Given instruction:
Find the lines below that contain the string "Kanalımızı". Copy each one.

Exercise input:
____________
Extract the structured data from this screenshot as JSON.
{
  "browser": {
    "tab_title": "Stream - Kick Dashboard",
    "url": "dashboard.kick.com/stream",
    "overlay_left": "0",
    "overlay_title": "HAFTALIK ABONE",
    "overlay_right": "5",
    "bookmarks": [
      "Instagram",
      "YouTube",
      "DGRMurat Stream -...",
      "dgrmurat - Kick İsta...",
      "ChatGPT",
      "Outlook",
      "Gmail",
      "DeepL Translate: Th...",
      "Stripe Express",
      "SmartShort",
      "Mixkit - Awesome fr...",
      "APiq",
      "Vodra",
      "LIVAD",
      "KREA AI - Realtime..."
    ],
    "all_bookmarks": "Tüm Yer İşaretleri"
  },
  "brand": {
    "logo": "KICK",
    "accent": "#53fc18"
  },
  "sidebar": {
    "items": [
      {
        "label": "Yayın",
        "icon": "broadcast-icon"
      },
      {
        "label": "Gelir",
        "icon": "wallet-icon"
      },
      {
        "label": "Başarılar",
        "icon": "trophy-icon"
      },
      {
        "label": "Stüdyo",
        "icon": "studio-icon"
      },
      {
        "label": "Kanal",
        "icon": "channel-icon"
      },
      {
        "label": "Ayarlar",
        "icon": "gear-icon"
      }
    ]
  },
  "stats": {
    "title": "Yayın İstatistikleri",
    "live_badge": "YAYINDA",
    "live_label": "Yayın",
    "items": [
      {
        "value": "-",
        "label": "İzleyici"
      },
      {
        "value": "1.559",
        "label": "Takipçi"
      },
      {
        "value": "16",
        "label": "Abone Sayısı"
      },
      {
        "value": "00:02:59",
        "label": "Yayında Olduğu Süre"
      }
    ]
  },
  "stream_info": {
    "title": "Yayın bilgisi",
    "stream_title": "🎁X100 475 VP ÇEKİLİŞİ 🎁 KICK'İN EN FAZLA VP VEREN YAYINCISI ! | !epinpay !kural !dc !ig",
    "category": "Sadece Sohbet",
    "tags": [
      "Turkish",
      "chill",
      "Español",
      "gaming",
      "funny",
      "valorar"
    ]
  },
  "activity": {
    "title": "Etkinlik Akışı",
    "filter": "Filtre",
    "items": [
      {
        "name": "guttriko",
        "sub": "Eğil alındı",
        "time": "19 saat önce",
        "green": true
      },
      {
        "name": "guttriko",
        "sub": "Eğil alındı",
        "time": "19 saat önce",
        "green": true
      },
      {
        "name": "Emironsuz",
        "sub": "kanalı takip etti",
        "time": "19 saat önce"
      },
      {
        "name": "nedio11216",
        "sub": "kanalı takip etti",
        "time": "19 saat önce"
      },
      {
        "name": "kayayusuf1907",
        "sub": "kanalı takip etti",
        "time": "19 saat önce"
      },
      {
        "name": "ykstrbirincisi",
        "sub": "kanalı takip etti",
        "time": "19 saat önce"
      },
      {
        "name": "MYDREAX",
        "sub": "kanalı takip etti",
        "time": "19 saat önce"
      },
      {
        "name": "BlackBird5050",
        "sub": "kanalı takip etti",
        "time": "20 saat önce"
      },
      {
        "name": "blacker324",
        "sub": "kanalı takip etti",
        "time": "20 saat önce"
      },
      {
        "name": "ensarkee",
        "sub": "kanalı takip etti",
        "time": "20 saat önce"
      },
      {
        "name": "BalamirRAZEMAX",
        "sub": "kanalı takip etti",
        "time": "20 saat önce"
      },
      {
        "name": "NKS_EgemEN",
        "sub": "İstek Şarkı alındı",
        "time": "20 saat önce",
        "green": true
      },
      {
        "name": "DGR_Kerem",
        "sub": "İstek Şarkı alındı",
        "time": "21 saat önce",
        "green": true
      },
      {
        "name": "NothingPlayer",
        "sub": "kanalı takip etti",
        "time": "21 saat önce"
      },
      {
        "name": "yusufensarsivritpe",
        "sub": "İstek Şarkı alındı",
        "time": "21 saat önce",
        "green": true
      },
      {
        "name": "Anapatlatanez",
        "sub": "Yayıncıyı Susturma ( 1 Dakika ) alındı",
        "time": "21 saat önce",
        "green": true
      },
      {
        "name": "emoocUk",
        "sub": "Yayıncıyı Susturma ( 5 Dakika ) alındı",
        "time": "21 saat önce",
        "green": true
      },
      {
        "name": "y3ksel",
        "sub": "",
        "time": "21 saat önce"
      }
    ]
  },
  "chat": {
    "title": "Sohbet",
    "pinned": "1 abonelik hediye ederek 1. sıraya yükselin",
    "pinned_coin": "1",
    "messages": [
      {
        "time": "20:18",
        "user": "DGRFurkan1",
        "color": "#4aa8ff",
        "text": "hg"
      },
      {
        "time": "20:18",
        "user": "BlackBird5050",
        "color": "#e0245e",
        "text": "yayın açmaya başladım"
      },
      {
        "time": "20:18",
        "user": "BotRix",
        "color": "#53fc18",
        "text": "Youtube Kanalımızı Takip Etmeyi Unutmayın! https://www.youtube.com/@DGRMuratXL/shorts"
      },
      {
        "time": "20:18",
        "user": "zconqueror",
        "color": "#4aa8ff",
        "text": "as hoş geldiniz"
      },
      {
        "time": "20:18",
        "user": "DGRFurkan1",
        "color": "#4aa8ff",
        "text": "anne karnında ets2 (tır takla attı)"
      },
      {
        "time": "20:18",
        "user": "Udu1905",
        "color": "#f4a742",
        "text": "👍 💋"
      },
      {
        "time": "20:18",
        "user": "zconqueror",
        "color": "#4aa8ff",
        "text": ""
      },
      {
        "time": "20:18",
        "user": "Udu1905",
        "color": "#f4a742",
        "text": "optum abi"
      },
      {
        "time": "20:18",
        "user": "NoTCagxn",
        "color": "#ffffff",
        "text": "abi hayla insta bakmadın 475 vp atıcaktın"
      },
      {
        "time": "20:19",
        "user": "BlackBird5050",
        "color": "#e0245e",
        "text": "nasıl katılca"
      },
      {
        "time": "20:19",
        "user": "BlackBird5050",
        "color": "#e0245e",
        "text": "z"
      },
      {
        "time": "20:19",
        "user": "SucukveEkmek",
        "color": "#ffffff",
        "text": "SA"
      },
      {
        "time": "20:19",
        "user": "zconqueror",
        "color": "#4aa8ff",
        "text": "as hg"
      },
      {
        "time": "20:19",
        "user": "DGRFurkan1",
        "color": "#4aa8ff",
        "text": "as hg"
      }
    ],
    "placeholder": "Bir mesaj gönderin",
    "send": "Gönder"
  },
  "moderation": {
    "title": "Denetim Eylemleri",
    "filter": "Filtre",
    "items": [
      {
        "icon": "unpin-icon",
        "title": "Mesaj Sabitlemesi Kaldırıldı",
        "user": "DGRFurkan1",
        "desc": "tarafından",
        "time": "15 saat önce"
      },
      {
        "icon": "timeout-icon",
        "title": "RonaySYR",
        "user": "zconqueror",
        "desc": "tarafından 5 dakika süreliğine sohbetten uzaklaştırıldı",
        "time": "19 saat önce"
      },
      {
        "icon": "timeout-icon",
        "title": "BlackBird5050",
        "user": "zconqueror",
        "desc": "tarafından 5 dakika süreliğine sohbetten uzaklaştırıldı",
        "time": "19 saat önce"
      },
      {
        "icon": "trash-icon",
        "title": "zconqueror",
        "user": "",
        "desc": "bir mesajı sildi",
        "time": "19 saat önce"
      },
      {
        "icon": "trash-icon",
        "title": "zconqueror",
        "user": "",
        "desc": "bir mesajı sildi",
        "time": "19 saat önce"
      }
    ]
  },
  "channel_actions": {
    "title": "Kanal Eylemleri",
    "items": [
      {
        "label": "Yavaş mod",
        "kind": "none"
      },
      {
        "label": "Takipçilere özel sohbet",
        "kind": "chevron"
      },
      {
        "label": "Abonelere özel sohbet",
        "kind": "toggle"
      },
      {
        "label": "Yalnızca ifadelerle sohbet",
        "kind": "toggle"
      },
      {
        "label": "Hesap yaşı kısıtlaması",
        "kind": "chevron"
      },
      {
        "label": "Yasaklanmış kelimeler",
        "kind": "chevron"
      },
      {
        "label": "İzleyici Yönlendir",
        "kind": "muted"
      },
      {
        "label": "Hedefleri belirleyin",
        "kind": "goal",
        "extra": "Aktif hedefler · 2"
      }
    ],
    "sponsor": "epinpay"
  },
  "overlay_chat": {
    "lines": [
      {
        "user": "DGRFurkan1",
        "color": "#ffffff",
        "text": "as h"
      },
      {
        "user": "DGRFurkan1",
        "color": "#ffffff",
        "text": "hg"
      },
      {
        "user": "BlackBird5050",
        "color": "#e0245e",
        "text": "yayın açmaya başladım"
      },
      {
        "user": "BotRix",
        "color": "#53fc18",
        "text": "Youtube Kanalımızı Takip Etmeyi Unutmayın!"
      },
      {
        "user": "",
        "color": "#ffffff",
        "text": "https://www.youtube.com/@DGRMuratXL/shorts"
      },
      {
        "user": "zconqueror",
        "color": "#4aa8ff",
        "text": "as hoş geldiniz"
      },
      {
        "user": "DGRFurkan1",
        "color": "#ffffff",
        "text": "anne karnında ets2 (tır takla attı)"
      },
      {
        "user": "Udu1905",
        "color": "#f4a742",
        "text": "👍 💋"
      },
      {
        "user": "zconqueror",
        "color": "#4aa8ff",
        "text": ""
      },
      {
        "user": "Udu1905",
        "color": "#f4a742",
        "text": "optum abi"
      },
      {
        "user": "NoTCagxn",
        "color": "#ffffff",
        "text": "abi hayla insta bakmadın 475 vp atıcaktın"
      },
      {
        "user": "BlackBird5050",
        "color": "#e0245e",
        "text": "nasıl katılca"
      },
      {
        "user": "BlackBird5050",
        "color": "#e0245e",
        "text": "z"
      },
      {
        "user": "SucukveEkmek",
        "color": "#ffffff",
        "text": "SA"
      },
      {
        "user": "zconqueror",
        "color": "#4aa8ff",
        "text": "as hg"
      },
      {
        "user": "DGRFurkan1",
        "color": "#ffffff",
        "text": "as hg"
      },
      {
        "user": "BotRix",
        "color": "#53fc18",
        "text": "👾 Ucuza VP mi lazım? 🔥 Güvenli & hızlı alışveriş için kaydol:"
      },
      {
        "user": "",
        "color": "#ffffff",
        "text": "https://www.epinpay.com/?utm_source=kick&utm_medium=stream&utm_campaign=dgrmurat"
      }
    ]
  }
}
____________
Result of this task:
        "text": "Youtube Kanalımızı Takip Etmeyi Unutmayın! https://www.youtube.com/@DGRMuratXL/shorts"
        "text": "Youtube Kanalımızı Takip Etmeyi Unutmayın!"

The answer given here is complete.